**Stated problem**
Recast the stretch of material from its first line through the line containing "- sidebar-item[interactable]: Fortune: [0, 619, 88, 695]" as a JSON list of strings, one string per line, with blank lines left out.

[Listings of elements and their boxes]
^^^^^^^^
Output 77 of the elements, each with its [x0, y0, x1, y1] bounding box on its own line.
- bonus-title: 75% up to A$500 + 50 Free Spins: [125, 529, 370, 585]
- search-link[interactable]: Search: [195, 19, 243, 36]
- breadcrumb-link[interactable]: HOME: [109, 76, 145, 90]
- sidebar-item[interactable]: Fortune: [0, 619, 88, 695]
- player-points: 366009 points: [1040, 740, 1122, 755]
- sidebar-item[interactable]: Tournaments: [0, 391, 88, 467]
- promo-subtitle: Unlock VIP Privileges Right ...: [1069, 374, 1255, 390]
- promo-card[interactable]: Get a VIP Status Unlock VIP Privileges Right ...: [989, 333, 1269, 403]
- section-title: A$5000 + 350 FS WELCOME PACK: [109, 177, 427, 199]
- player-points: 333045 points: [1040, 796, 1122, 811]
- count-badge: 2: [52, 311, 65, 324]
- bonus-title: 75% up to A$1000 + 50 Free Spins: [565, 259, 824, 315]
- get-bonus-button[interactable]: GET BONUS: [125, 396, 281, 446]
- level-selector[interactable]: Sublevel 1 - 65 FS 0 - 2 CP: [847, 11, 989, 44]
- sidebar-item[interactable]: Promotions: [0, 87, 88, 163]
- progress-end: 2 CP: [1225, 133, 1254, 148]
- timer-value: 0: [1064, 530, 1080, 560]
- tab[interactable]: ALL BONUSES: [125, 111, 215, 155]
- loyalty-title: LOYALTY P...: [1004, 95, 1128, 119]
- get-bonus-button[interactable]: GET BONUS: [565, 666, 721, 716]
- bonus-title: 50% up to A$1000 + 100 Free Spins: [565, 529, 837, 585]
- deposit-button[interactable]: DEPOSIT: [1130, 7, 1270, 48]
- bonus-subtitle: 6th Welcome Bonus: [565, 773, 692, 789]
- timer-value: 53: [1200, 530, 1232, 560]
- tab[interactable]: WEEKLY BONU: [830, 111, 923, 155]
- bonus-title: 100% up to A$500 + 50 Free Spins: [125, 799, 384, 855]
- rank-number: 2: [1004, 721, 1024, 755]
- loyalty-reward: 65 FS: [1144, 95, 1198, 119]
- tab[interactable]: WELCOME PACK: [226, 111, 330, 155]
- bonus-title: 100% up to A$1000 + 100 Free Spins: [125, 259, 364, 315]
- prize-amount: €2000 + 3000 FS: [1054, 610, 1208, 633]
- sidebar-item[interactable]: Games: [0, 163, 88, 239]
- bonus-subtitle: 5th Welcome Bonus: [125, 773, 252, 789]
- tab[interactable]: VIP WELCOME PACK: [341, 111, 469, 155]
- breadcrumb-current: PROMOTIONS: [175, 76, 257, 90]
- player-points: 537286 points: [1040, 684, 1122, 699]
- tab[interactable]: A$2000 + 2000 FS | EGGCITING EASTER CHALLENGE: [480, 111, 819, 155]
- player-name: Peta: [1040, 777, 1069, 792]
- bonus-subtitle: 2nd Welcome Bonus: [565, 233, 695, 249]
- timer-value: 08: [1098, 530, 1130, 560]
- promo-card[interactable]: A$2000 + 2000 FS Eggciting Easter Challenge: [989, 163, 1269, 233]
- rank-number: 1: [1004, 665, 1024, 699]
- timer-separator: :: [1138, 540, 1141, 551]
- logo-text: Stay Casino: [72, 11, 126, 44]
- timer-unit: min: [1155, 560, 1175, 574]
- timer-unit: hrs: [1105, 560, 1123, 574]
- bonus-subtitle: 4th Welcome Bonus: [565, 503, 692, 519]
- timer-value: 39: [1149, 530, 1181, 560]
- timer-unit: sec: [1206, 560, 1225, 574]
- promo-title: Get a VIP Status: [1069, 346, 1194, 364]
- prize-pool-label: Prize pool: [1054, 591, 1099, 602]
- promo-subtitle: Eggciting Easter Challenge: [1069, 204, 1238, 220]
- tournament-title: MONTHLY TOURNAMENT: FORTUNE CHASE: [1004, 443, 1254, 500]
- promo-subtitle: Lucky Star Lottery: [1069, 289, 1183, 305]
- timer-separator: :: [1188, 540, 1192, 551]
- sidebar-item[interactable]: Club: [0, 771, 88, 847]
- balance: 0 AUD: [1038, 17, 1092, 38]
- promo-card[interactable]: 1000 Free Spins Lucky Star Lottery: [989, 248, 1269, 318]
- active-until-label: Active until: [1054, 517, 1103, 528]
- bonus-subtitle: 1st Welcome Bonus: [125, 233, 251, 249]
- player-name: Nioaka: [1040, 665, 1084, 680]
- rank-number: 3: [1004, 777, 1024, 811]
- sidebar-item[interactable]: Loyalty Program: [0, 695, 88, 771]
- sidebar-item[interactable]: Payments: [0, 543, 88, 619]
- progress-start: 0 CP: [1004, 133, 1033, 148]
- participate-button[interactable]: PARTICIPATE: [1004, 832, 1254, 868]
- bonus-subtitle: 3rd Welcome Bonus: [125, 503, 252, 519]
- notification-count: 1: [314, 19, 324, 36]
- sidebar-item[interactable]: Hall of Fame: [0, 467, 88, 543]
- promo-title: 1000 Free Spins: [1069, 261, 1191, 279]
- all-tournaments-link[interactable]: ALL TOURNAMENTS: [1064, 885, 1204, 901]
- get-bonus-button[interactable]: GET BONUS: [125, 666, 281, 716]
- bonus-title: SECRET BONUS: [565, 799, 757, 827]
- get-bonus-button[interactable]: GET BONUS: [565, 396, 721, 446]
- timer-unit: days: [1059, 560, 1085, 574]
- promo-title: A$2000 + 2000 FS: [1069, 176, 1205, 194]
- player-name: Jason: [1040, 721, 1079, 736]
^^^^^^^^
**Result**
[
  "Output 77 of the elements, each with its [x0, y0, x1, y1] bounding box on its own line.",
  "- bonus-title: 75% up to A$500 + 50 Free Spins: [125, 529, 370, 585]",
  "- search-link[interactable]: Search: [195, 19, 243, 36]",
  "- breadcrumb-link[interactable]: HOME: [109, 76, 145, 90]",
  "- sidebar-item[interactable]: Fortune: [0, 619, 88, 695]"
]